* Given request 1 *
Can you arrange the records as a JSON list of strings, one string per line with blank lines left out, covering everything from the first line of the records down to the line containing "The multi-track magnetic ruler (without"?

* Page excerpt *

** Start **

The Belhar Confession of Faith was adopted by the NG Sendingkerk in draft form at its General Synod in 1982, and then in final form at the 1986 Synod at Belhar in the Western Cape. It is rooted in the same socio-political context of the repressive apartheid system as the Kairos Document, and it was also decisive in rejecting it from a Christian perspective. However it is a very different kind of theological document, and gives rise to quite a different perspective on ‘church theology’; and in so doing points us to a different ecclesiology and a different way of thinking about church and politics in a post-apartheid era.

The Belhar trajectory has its origins in the witness of Beyers Naudé, and the Christian Institute (CI) which he founded; and is shaped by the significant insight of the 1968 Message to the People of South Africa of the CI and the SACC, that apartheid is a ‘false gospel’. The fundamental concern of the ‘church struggle’ at this stage centred on the fact that the church was seen to be lending ideological support to the policy of apartheid, and this needed to be challenged for the sake of the truth of the gospel and the integrity of the church. However, events in the 1970s, sparked by the SPRO-CAS I and II programmes that grew out of the Message, the emergence of Black Theology, the Programme to Combat Racism, and ultimately by the Soweto Uprising of 1976 led to a concern not just with the gospel and the church, but for the people who were the victims of racism, injustice and oppression. This shift challenged the institutional church about its role in the South African struggle for freedom, and culminated, as we have seen, in the Kairos Document. Nevertheless alongside the questions of orthopraxis, the question of orthodoxy still remained, namely: Is apartheid of the gospel or is it a ‘false gospel’? This ideological battle was still to be won.

** End **

* Task data *
** Start **

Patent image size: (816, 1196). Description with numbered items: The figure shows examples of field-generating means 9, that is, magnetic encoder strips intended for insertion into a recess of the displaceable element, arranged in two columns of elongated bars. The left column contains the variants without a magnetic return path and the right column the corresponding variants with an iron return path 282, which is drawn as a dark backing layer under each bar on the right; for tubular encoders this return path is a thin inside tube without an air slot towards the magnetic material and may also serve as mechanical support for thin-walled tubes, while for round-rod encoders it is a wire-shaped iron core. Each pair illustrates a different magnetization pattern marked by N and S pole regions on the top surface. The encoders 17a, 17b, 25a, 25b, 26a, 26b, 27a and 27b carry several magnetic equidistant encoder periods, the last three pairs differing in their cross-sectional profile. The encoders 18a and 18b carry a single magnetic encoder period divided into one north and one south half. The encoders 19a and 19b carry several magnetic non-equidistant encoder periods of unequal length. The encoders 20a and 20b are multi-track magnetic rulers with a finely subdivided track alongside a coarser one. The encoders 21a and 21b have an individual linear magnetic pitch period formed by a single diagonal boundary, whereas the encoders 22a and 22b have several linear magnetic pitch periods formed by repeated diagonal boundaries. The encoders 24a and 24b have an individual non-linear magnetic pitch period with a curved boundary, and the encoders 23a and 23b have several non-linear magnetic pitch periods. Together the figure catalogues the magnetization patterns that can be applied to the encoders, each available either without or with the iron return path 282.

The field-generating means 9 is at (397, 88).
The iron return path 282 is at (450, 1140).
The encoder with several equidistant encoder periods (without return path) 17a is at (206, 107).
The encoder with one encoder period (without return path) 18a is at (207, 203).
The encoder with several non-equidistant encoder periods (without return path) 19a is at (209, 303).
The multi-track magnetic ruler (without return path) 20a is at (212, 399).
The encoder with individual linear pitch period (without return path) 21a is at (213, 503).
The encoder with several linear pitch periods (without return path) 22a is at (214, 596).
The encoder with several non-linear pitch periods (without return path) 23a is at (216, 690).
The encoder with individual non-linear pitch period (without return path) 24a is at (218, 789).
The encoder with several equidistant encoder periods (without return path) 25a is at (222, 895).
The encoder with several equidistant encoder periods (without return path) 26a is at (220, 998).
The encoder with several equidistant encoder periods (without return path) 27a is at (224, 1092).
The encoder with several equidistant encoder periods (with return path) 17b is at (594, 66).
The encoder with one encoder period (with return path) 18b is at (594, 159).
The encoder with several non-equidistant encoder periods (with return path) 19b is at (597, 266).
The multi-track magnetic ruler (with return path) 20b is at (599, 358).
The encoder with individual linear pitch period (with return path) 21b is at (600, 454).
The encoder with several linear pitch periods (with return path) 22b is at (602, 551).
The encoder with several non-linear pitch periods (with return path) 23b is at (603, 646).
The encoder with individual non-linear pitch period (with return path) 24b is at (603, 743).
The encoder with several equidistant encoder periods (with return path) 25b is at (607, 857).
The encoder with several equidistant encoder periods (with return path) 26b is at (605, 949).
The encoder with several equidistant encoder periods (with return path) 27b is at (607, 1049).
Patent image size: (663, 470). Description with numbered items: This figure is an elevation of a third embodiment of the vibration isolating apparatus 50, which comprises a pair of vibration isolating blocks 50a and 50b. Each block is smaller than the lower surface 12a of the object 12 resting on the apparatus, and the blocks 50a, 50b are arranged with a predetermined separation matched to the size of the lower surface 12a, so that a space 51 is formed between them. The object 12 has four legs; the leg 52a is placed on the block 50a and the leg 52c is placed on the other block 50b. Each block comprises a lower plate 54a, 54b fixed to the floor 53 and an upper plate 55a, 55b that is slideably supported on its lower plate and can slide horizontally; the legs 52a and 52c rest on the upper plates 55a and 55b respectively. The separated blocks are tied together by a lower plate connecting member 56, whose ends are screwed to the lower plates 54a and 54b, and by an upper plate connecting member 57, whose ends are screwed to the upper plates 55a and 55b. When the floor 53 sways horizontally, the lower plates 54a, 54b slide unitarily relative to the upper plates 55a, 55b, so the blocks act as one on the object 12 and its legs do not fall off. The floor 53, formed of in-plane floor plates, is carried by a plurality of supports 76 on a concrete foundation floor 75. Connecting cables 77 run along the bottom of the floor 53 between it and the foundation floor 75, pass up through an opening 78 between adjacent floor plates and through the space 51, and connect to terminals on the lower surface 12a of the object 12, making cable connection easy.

** End **

* Given request 2 *
Would you reproduce, word for word, everything in the Belhar Confession text from "The Belhar Confession" down to "a post-apartheid era."?

* Task answer 1 *
[
  "Patent image size: (816, 1196). Description with numbered items: The figure shows examples of field-generating means 9, that is, magnetic encoder strips intended for insertion into a recess of the displaceable element, arranged in two columns of elongated bars. The left column contains the variants without a magnetic return path and the right column the corresponding variants with an iron return path 282, which is drawn as a dark backing layer under each bar on the right; for tubular encoders this return path is a thin inside tube without an air slot towards the magnetic material and may also serve as mechanical support for thin-walled tubes, while for round-rod encoders it is a wire-shaped iron core. Each pair illustrates a different magnetization pattern marked by N and S pole regions on the top surface. The encoders 17a, 17b, 25a, 25b, 26a, 26b, 27a and 27b carry several magnetic equidistant encoder periods, the last three pairs differing in their cross-sectional profile. The encoders 18a and 18b carry a single magnetic encoder period divided into one north and one south half. The encoders 19a and 19b carry several magnetic non-equidistant encoder periods of unequal length. The encoders 20a and 20b are multi-track magnetic rulers with a finely subdivided track alongside a coarser one. The encoders 21a and 21b have an individual linear magnetic pitch period formed by a single diagonal boundary, whereas the encoders 22a and 22b have several linear magnetic pitch periods formed by repeated diagonal boundaries. The encoders 24a and 24b have an individual non-linear magnetic pitch period with a curved boundary, and the encoders 23a and 23b have several non-linear magnetic pitch periods. Together the figure catalogues the magnetization patterns that can be applied to the encoders, each available either without or with the iron return path 282.",
  "The field-generating means 9 is at (397, 88).",
  "The iron return path 282 is at (450, 1140).",
  "The encoder with several equidistant encoder periods (without return path) 17a is at (206, 107).",
  "The encoder with one encoder period (without return path) 18a is at (207, 203).",
  "The encoder with several non-equidistant encoder periods (without return path) 19a is at (209, 303).",
  "The multi-track magnetic ruler (without return path) 20a is at (212, 399)."
]

* Task answer 2 *
The Belhar Confession of Faith was adopted by the NG Sendingkerk in draft form at its General Synod in 1982, and then in final form at the 1986 Synod at Belhar in the Western Cape. It is rooted in the same socio-political context of the repressive apartheid system as the Kairos Document, and it was also decisive in rejecting it from a Christian perspective. However it is a very different kind of theological document, and gives rise to quite a different perspective on ‘church theology’; and in so doing points us to a different ecclesiology and a different way of thinking about church and politics in a post-apartheid era.